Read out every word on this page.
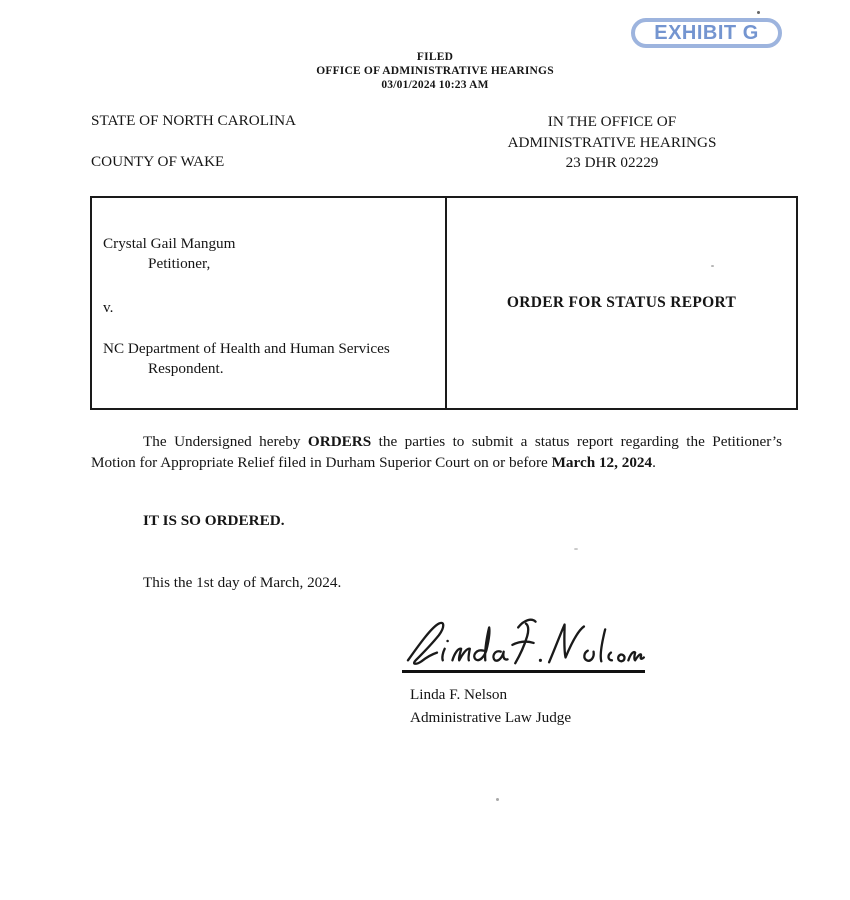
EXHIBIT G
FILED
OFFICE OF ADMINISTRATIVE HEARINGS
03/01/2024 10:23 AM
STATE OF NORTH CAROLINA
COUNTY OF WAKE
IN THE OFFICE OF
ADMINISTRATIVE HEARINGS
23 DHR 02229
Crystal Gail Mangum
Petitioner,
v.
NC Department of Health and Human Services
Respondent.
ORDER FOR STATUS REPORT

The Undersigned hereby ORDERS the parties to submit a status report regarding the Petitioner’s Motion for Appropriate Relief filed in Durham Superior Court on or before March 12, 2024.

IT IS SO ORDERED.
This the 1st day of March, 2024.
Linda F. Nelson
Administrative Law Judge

* * *

[Task to carry out]: Output every entry verbatim. Pictures do not belong in the copy.

[Answer for this exercise]:
Read out every word on this page.
EXHIBIT G
FILED
OFFICE OF ADMINISTRATIVE HEARINGS
03/01/2024 10:23 AM
STATE OF NORTH CAROLINA
COUNTY OF WAKE
IN THE OFFICE OF
ADMINISTRATIVE HEARINGS
23 DHR 02229
Crystal Gail Mangum
Petitioner,
v.
NC Department of Health and Human Services
Respondent.
ORDER FOR STATUS REPORT

The Undersigned hereby ORDERS the parties to submit a status report regarding the Petitioner’s Motion for Appropriate Relief filed in Durham Superior Court on or before March 12, 2024.

IT IS SO ORDERED.
This the 1st day of March, 2024.
Linda F. Nelson
Administrative Law Judge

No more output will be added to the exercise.